▸ Task directions: Will you restate verbatim the lines running from the line with "Give me the" to the end of the data, leaving out everything else?

▸ Task data:

— begin —

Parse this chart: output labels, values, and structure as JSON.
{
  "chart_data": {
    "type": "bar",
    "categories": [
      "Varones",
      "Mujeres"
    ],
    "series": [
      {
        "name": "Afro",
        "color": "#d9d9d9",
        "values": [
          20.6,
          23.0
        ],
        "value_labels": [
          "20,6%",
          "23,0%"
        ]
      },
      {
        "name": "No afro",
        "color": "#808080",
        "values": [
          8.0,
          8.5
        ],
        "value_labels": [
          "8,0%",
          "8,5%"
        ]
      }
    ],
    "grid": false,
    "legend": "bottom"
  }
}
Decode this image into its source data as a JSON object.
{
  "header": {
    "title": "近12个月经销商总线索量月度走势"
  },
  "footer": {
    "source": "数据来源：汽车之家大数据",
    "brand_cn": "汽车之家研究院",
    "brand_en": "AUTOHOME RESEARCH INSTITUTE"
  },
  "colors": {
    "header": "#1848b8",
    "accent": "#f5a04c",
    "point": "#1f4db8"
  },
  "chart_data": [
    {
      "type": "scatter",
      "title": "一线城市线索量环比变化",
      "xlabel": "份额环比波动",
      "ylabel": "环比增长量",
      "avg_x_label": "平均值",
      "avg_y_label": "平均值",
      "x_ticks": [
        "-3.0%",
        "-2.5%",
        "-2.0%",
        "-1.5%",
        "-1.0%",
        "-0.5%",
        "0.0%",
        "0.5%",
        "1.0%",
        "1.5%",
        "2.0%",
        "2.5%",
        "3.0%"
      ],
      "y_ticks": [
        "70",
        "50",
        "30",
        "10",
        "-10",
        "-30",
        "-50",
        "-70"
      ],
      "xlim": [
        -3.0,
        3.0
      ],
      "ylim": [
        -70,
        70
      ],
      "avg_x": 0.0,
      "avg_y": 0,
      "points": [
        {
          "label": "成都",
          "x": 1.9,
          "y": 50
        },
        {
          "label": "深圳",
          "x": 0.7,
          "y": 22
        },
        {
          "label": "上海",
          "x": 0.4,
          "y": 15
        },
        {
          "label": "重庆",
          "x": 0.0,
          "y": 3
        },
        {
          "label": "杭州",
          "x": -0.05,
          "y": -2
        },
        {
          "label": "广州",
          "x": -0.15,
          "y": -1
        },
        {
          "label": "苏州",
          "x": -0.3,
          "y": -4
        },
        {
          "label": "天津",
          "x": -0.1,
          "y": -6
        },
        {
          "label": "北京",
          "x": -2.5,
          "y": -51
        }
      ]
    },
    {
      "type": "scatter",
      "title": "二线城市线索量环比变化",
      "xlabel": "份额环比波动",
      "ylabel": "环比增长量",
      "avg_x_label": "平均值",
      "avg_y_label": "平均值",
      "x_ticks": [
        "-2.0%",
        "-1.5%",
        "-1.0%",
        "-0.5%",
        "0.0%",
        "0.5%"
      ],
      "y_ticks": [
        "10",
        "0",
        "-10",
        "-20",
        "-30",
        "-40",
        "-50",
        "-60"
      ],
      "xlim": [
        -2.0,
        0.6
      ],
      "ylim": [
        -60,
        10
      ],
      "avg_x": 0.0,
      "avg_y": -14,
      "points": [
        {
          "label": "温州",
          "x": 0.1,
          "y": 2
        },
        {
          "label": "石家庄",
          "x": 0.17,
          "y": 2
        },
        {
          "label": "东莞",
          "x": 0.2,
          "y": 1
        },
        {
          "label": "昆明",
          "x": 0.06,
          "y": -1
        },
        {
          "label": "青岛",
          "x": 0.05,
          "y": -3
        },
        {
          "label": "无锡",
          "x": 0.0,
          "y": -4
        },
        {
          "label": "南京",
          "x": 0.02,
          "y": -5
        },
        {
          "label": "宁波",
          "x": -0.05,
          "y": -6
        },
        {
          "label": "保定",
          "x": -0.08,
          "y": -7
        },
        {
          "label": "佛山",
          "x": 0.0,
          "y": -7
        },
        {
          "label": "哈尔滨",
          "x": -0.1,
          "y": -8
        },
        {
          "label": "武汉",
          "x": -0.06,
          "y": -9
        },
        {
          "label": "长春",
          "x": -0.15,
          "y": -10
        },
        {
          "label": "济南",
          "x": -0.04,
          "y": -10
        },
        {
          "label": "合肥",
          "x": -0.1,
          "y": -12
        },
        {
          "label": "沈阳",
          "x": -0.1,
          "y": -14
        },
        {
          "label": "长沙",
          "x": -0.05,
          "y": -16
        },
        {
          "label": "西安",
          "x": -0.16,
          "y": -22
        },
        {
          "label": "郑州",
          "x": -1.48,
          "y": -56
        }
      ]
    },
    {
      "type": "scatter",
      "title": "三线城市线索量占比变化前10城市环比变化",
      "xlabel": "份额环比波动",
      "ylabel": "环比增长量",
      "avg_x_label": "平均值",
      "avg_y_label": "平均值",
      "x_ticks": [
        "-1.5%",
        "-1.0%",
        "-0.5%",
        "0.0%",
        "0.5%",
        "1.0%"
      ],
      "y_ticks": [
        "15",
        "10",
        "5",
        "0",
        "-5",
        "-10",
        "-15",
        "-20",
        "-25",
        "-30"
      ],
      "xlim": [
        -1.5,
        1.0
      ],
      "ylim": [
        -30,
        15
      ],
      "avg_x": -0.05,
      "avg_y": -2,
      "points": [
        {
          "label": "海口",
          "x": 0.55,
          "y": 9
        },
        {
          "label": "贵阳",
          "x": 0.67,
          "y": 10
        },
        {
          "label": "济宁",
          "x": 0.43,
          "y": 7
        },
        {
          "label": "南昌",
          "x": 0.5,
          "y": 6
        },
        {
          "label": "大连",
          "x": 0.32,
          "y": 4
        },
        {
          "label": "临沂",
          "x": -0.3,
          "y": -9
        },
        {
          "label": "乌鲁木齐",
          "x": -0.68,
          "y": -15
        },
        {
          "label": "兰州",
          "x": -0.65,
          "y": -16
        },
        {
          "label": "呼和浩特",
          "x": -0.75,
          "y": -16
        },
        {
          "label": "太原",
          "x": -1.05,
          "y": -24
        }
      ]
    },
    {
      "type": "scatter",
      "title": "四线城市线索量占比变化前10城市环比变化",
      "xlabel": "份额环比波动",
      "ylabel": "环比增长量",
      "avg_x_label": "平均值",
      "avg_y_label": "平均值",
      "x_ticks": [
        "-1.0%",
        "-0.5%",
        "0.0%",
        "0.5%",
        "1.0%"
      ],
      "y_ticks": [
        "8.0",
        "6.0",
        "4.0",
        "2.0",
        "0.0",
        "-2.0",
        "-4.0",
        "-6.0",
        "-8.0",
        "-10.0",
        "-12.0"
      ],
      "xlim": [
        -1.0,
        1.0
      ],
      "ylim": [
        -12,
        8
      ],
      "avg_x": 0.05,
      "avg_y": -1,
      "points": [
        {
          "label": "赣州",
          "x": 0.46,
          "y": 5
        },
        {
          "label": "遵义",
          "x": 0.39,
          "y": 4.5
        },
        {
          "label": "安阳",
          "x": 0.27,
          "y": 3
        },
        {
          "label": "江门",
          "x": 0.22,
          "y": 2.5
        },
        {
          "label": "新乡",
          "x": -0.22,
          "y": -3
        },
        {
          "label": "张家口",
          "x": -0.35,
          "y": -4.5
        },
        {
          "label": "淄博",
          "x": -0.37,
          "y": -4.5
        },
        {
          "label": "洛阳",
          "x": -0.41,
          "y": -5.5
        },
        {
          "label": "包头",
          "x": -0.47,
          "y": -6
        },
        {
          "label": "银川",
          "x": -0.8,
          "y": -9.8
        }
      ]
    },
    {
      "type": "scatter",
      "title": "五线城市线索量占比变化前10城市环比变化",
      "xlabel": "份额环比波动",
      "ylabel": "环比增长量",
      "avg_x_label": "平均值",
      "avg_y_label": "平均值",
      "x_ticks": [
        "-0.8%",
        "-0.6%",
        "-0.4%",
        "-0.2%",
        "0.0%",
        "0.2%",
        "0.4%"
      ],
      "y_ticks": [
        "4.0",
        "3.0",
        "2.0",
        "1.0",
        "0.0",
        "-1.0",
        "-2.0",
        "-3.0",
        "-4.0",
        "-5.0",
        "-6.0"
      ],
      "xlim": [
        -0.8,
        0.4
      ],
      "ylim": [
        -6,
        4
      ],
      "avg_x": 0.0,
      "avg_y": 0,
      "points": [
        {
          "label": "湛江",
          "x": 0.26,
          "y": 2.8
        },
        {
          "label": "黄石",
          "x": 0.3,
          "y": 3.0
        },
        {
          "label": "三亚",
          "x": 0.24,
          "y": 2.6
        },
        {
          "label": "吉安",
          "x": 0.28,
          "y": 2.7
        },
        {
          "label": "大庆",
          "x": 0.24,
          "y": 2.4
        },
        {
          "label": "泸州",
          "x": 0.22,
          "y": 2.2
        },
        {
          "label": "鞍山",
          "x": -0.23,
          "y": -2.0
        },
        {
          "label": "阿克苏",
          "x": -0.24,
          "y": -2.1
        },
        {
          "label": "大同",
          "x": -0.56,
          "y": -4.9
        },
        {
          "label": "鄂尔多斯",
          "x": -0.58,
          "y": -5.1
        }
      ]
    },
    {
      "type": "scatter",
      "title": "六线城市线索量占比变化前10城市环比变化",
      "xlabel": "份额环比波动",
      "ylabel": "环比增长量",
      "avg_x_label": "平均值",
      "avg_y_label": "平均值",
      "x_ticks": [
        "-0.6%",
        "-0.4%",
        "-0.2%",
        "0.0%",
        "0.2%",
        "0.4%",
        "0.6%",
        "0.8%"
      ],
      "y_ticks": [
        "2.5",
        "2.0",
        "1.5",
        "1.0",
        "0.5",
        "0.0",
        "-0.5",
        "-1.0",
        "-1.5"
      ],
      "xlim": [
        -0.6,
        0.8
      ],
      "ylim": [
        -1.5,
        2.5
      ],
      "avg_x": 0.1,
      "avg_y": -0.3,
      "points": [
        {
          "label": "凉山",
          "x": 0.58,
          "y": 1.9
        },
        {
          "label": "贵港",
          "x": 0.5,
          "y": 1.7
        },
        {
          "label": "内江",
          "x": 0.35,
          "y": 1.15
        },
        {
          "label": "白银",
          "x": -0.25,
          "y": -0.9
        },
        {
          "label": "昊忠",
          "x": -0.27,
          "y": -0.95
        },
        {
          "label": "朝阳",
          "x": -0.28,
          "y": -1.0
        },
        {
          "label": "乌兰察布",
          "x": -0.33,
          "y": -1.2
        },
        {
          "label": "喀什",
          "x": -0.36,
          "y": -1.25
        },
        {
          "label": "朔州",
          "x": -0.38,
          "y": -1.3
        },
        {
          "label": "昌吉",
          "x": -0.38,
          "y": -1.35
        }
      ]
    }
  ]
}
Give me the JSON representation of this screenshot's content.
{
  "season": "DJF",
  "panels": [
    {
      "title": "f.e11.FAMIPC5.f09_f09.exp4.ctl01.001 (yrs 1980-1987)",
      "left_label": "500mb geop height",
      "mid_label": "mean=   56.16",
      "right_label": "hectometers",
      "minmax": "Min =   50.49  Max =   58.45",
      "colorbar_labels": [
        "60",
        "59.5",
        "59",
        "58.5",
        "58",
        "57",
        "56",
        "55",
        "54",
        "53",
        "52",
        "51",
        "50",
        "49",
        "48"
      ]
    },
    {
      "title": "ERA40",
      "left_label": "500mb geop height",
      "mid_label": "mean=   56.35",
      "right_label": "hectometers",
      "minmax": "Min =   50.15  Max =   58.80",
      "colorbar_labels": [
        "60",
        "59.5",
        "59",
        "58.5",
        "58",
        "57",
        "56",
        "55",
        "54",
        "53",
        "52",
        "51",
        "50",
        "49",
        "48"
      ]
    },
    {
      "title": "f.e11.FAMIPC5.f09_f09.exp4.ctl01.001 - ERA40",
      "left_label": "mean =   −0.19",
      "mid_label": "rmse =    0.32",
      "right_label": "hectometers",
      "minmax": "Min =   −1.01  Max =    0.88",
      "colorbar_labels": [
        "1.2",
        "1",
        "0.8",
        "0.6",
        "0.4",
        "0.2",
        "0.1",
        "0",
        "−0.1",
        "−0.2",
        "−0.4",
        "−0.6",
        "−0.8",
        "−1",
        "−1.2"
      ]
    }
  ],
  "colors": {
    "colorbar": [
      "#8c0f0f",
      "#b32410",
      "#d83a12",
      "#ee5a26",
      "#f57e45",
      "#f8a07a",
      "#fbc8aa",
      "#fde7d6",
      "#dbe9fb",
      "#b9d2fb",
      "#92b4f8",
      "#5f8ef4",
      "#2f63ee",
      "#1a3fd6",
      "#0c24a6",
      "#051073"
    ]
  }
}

— end —

▸ Final result:
Give me the JSON representation of this screenshot's content.
{
  "season": "DJF",
  "panels": [
    {
      "title": "f.e11.FAMIPC5.f09_f09.exp4.ctl01.001 (yrs 1980-1987)",
      "left_label": "500mb geop height",
      "mid_label": "mean=   56.16",
      "right_label": "hectometers",
      "minmax": "Min =   50.49  Max =   58.45",
      "colorbar_labels": [
        "60",
        "59.5",
        "59",
        "58.5",
        "58",
        "57",
        "56",
        "55",
        "54",
        "53",
        "52",
        "51",
        "50",
        "49",
        "48"
      ]
    },
    {
      "title": "ERA40",
      "left_label": "500mb geop height",
      "mid_label": "mean=   56.35",
      "right_label": "hectometers",
      "minmax": "Min =   50.15  Max =   58.80",
      "colorbar_labels": [
        "60",
        "59.5",
        "59",
        "58.5",
        "58",
        "57",
        "56",
        "55",
        "54",
        "53",
        "52",
        "51",
        "50",
        "49",
        "48"
      ]
    },
    {
      "title": "f.e11.FAMIPC5.f09_f09.exp4.ctl01.001 - ERA40",
      "left_label": "mean =   −0.19",
      "mid_label": "rmse =    0.32",
      "right_label": "hectometers",
      "minmax": "Min =   −1.01  Max =    0.88",
      "colorbar_labels": [
        "1.2",
        "1",
        "0.8",
        "0.6",
        "0.4",
        "0.2",
        "0.1",
        "0",
        "−0.1",
        "−0.2",
        "−0.4",
        "−0.6",
        "−0.8",
        "−1",
        "−1.2"
      ]
    }
  ],
  "colors": {
    "colorbar": [
      "#8c0f0f",
      "#b32410",
      "#d83a12",
      "#ee5a26",
      "#f57e45",
      "#f8a07a",
      "#fbc8aa",
      "#fde7d6",
      "#dbe9fb",
      "#b9d2fb",
      "#92b4f8",
      "#5f8ef4",
      "#2f63ee",
      "#1a3fd6",
      "#0c24a6",
      "#051073"
    ]
  }
}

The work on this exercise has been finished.